═══ Raw records

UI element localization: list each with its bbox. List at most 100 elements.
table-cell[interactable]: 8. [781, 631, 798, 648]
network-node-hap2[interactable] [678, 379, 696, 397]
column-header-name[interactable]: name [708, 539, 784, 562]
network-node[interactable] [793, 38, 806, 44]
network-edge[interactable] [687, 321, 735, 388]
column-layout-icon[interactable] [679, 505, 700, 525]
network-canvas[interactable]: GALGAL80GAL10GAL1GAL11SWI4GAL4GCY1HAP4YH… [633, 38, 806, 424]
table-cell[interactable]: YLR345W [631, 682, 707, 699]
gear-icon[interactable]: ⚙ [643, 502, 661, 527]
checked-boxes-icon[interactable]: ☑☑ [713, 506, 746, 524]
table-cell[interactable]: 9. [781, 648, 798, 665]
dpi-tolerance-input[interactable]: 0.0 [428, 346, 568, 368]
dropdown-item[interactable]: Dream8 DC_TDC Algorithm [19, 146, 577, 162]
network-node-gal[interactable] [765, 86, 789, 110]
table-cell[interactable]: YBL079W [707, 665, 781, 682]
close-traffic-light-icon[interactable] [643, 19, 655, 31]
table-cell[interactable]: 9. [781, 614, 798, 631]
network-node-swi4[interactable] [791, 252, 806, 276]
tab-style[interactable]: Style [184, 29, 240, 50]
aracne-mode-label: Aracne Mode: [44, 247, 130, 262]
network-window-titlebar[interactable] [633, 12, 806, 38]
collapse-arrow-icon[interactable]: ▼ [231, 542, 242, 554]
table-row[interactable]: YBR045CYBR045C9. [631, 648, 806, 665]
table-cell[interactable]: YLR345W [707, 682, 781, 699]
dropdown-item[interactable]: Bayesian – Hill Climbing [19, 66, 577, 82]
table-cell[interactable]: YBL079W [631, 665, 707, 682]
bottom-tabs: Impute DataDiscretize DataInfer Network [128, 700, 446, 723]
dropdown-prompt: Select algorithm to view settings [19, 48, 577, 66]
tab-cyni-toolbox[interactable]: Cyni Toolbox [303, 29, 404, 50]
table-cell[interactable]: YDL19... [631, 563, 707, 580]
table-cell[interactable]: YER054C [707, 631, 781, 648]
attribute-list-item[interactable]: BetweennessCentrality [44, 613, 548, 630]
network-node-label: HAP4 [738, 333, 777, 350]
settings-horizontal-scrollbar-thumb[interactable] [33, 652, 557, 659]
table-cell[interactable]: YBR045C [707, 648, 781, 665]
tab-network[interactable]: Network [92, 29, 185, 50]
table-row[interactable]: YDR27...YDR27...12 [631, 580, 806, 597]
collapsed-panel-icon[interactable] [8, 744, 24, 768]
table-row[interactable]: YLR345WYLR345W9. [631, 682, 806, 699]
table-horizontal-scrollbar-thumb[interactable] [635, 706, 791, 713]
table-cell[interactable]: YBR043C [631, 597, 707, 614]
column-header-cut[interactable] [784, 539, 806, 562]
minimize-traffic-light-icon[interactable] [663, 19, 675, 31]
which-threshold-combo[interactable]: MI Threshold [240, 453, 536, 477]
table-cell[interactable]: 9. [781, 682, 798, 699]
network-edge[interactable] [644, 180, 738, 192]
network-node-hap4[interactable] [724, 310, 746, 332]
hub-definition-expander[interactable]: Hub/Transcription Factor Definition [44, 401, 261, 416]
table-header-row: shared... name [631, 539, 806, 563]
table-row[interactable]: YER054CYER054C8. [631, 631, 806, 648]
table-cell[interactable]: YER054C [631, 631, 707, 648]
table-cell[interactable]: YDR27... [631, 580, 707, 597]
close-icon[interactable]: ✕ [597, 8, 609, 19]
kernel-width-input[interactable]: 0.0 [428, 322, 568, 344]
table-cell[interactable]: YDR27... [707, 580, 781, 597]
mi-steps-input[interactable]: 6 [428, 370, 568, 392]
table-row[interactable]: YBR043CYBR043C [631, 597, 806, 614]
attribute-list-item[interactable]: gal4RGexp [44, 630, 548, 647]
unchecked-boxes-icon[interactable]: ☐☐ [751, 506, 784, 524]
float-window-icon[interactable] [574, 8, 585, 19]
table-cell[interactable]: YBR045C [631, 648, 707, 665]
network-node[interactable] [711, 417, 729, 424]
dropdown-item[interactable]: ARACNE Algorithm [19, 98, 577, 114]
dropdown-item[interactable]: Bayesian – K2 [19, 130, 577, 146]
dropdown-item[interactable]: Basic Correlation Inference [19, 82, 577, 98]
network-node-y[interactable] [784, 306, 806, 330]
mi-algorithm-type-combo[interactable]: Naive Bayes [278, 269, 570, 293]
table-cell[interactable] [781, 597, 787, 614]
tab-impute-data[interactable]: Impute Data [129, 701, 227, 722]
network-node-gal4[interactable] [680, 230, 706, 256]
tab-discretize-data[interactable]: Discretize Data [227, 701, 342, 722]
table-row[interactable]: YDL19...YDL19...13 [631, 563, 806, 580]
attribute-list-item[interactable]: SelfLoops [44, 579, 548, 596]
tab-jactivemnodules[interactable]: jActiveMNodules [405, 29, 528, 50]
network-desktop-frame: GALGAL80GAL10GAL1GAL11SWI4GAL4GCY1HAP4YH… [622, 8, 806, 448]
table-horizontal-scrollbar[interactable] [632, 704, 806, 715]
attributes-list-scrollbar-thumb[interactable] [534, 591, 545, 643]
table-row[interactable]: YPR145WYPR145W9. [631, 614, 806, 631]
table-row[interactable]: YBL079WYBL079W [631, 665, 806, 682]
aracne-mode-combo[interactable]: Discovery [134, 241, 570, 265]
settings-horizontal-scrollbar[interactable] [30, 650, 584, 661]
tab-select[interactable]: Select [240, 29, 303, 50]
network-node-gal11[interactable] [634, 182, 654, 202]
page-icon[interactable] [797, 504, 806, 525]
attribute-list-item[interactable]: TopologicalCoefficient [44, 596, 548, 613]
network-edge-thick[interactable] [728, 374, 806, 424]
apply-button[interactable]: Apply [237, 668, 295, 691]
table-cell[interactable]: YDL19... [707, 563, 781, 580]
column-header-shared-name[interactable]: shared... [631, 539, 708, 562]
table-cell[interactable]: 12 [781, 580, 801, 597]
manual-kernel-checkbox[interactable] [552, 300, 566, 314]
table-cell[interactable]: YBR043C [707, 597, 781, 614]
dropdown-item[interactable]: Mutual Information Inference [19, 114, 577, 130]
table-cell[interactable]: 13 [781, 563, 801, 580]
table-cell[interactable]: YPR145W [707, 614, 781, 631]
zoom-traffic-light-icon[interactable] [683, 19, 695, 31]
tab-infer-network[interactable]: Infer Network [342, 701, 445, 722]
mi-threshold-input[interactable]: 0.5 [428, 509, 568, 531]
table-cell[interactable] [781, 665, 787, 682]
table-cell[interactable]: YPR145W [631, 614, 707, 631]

══════

**What needs to be done:** Reproduce the listing above line for line, with no changes.

**Written solution:**
UI element localization: list each with its bbox. List at most 100 elements.
table-cell[interactable]: 8. [781, 631, 798, 648]
network-node-hap2[interactable] [678, 379, 696, 397]
column-header-name[interactable]: name [708, 539, 784, 562]
network-node[interactable] [793, 38, 806, 44]
network-edge[interactable] [687, 321, 735, 388]
column-layout-icon[interactable] [679, 505, 700, 525]
network-canvas[interactable]: GALGAL80GAL10GAL1GAL11SWI4GAL4GCY1HAP4YH… [633, 38, 806, 424]
table-cell[interactable]: YLR345W [631, 682, 707, 699]
gear-icon[interactable]: ⚙ [643, 502, 661, 527]
checked-boxes-icon[interactable]: ☑☑ [713, 506, 746, 524]
table-cell[interactable]: 9. [781, 648, 798, 665]
dpi-tolerance-input[interactable]: 0.0 [428, 346, 568, 368]
dropdown-item[interactable]: Dream8 DC_TDC Algorithm [19, 146, 577, 162]
network-node-gal[interactable] [765, 86, 789, 110]
table-cell[interactable]: YBL079W [707, 665, 781, 682]
close-traffic-light-icon[interactable] [643, 19, 655, 31]
table-cell[interactable]: 9. [781, 614, 798, 631]
network-node-swi4[interactable] [791, 252, 806, 276]
tab-style[interactable]: Style [184, 29, 240, 50]
aracne-mode-label: Aracne Mode: [44, 247, 130, 262]
network-window-titlebar[interactable] [633, 12, 806, 38]
collapse-arrow-icon[interactable]: ▼ [231, 542, 242, 554]
table-row[interactable]: YBR045CYBR045C9. [631, 648, 806, 665]
table-cell[interactable]: YLR345W [707, 682, 781, 699]
dropdown-item[interactable]: Bayesian – Hill Climbing [19, 66, 577, 82]
table-cell[interactable]: YBL079W [631, 665, 707, 682]
bottom-tabs: Impute DataDiscretize DataInfer Network [128, 700, 446, 723]
dropdown-prompt: Select algorithm to view settings [19, 48, 577, 66]
tab-cyni-toolbox[interactable]: Cyni Toolbox [303, 29, 404, 50]
table-cell[interactable]: YDL19... [631, 563, 707, 580]
table-cell[interactable]: YER054C [707, 631, 781, 648]
attribute-list-item[interactable]: BetweennessCentrality [44, 613, 548, 630]
network-node-label: HAP4 [738, 333, 777, 350]
settings-horizontal-scrollbar-thumb[interactable] [33, 652, 557, 659]
table-cell[interactable]: YBR045C [707, 648, 781, 665]
tab-network[interactable]: Network [92, 29, 185, 50]
table-row[interactable]: YDR27...YDR27...12 [631, 580, 806, 597]
collapsed-panel-icon[interactable] [8, 744, 24, 768]
table-row[interactable]: YLR345WYLR345W9. [631, 682, 806, 699]
table-horizontal-scrollbar-thumb[interactable] [635, 706, 791, 713]
table-cell[interactable]: YBR043C [631, 597, 707, 614]
column-header-cut[interactable] [784, 539, 806, 562]
minimize-traffic-light-icon[interactable] [663, 19, 675, 31]
which-threshold-combo[interactable]: MI Threshold [240, 453, 536, 477]
table-cell[interactable]: 9. [781, 682, 798, 699]
network-edge[interactable] [644, 180, 738, 192]
network-node-hap4[interactable] [724, 310, 746, 332]
hub-definition-expander[interactable]: Hub/Transcription Factor Definition [44, 401, 261, 416]
table-header-row: shared... name [631, 539, 806, 563]
table-row[interactable]: YER054CYER054C8. [631, 631, 806, 648]
table-cell[interactable]: YER054C [631, 631, 707, 648]
table-cell[interactable]: YDR27... [631, 580, 707, 597]
close-icon[interactable]: ✕ [597, 8, 609, 19]
kernel-width-input[interactable]: 0.0 [428, 322, 568, 344]
table-cell[interactable]: YDR27... [707, 580, 781, 597]
mi-steps-input[interactable]: 6 [428, 370, 568, 392]
table-row[interactable]: YBR043CYBR043C [631, 597, 806, 614]
attribute-list-item[interactable]: gal4RGexp [44, 630, 548, 647]
unchecked-boxes-icon[interactable]: ☐☐ [751, 506, 784, 524]
float-window-icon[interactable] [574, 8, 585, 19]
table-cell[interactable]: YBR045C [631, 648, 707, 665]
network-node[interactable] [711, 417, 729, 424]
dropdown-item[interactable]: ARACNE Algorithm [19, 98, 577, 114]
dropdown-item[interactable]: Bayesian – K2 [19, 130, 577, 146]
dropdown-item[interactable]: Basic Correlation Inference [19, 82, 577, 98]
network-node-y[interactable] [784, 306, 806, 330]
mi-algorithm-type-combo[interactable]: Naive Bayes [278, 269, 570, 293]
table-cell[interactable] [781, 597, 787, 614]
tab-impute-data[interactable]: Impute Data [129, 701, 227, 722]
network-node-gal4[interactable] [680, 230, 706, 256]
tab-discretize-data[interactable]: Discretize Data [227, 701, 342, 722]
table-row[interactable]: YDL19...YDL19...13 [631, 563, 806, 580]
attribute-list-item[interactable]: SelfLoops [44, 579, 548, 596]
tab-jactivemnodules[interactable]: jActiveMNodules [405, 29, 528, 50]
network-desktop-frame: GALGAL80GAL10GAL1GAL11SWI4GAL4GCY1HAP4YH… [622, 8, 806, 448]
table-horizontal-scrollbar[interactable] [632, 704, 806, 715]
attributes-list-scrollbar-thumb[interactable] [534, 591, 545, 643]
table-row[interactable]: YPR145WYPR145W9. [631, 614, 806, 631]
table-row[interactable]: YBL079WYBL079W [631, 665, 806, 682]
aracne-mode-combo[interactable]: Discovery [134, 241, 570, 265]
settings-horizontal-scrollbar[interactable] [30, 650, 584, 661]
tab-select[interactable]: Select [240, 29, 303, 50]
network-node-gal11[interactable] [634, 182, 654, 202]
page-icon[interactable] [797, 504, 806, 525]
attribute-list-item[interactable]: TopologicalCoefficient [44, 596, 548, 613]
network-edge-thick[interactable] [728, 374, 806, 424]
apply-button[interactable]: Apply [237, 668, 295, 691]
table-cell[interactable]: YDL19... [707, 563, 781, 580]
column-header-shared-name[interactable]: shared... [631, 539, 708, 562]
table-cell[interactable]: 12 [781, 580, 801, 597]
manual-kernel-checkbox[interactable] [552, 300, 566, 314]
table-cell[interactable]: YBR043C [707, 597, 781, 614]
dropdown-item[interactable]: Mutual Information Inference [19, 114, 577, 130]
table-cell[interactable]: 13 [781, 563, 801, 580]
table-cell[interactable]: YPR145W [707, 614, 781, 631]
zoom-traffic-light-icon[interactable] [683, 19, 695, 31]
tab-infer-network[interactable]: Infer Network [342, 701, 445, 722]
mi-threshold-input[interactable]: 0.5 [428, 509, 568, 531]
table-cell[interactable] [781, 665, 787, 682]
table-cell[interactable]: YPR145W [631, 614, 707, 631]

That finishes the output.